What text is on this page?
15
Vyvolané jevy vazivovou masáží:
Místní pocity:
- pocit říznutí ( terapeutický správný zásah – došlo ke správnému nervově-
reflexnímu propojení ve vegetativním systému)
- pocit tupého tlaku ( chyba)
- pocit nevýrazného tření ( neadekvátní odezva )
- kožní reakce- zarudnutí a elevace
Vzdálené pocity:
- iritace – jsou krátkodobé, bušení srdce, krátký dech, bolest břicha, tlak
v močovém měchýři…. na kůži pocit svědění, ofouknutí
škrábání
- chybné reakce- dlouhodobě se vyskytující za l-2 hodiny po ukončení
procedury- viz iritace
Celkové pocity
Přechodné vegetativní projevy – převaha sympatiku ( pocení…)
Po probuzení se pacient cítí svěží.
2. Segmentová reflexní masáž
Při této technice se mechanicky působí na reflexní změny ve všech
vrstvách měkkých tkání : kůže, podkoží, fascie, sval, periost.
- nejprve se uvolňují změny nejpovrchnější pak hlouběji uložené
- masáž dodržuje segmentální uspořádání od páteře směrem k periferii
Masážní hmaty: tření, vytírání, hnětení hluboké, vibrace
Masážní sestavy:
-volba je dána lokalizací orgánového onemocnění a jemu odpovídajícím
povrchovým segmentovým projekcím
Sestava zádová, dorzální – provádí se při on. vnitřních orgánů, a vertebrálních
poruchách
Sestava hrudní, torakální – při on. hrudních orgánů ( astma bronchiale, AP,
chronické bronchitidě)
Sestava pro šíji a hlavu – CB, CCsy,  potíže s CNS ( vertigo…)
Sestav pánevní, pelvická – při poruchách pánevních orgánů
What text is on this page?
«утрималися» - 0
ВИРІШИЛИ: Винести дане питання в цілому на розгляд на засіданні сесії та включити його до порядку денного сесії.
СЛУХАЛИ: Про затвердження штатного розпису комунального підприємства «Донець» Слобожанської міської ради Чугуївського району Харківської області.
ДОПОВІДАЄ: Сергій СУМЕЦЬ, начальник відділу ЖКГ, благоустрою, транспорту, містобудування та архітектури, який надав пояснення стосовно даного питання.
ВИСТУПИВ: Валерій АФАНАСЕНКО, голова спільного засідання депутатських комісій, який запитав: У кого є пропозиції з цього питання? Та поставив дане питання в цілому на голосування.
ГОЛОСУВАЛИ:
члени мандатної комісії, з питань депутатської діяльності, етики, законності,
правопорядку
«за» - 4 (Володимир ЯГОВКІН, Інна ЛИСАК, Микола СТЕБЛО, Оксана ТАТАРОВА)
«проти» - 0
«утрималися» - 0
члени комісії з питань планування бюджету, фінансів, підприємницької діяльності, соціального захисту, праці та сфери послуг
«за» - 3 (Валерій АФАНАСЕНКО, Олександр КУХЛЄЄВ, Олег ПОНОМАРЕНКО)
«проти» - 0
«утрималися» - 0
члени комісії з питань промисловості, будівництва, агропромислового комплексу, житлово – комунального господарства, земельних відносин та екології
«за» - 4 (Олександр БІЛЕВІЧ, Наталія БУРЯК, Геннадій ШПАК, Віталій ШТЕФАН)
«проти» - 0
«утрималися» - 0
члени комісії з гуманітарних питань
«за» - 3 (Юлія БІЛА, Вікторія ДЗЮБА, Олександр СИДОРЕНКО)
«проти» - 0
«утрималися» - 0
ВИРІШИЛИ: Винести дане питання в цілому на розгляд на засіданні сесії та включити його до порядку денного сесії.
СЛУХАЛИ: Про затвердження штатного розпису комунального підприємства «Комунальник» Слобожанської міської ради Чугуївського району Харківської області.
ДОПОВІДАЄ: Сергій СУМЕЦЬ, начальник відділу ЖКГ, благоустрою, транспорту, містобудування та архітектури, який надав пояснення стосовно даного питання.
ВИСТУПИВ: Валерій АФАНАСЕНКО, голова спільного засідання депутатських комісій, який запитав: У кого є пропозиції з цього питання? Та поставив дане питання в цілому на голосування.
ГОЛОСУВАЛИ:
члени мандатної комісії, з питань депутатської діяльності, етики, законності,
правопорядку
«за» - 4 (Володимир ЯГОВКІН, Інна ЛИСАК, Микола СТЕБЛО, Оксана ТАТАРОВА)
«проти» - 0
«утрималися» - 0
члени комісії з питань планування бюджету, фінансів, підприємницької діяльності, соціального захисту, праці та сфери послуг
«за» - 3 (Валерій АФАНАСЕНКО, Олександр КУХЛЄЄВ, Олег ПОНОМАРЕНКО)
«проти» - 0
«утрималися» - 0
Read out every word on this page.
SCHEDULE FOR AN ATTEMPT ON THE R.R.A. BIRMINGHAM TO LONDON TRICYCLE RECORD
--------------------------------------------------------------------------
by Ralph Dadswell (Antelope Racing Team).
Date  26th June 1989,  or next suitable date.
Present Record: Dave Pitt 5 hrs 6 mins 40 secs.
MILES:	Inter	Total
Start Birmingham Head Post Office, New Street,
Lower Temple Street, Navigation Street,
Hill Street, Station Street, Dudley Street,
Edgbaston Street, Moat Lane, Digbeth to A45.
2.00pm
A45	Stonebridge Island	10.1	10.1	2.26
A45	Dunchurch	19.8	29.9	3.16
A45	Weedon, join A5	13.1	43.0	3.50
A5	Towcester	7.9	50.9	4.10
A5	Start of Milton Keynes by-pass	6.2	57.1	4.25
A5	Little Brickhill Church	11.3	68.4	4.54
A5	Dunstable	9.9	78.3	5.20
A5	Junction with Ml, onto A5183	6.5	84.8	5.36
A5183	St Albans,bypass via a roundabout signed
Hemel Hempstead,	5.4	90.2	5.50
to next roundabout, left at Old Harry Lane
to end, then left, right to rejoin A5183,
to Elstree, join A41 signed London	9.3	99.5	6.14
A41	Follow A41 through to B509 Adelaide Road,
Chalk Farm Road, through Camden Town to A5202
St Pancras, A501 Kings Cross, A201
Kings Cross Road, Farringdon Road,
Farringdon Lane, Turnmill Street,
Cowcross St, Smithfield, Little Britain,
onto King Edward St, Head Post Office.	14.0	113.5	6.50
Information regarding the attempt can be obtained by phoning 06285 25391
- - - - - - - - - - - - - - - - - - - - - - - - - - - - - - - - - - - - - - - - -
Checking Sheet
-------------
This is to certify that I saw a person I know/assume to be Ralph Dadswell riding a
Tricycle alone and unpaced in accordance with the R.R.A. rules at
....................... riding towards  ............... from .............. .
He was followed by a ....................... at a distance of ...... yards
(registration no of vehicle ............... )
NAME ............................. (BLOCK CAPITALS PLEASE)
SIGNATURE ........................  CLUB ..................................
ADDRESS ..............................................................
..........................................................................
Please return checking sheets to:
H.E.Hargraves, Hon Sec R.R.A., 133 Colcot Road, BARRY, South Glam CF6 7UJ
# # #
List every line from the entries above in which "Post" appears.

Start Birmingham Head Post Office, New Street,
onto King Edward St, Head Post Office.	14.0	113.5	6.50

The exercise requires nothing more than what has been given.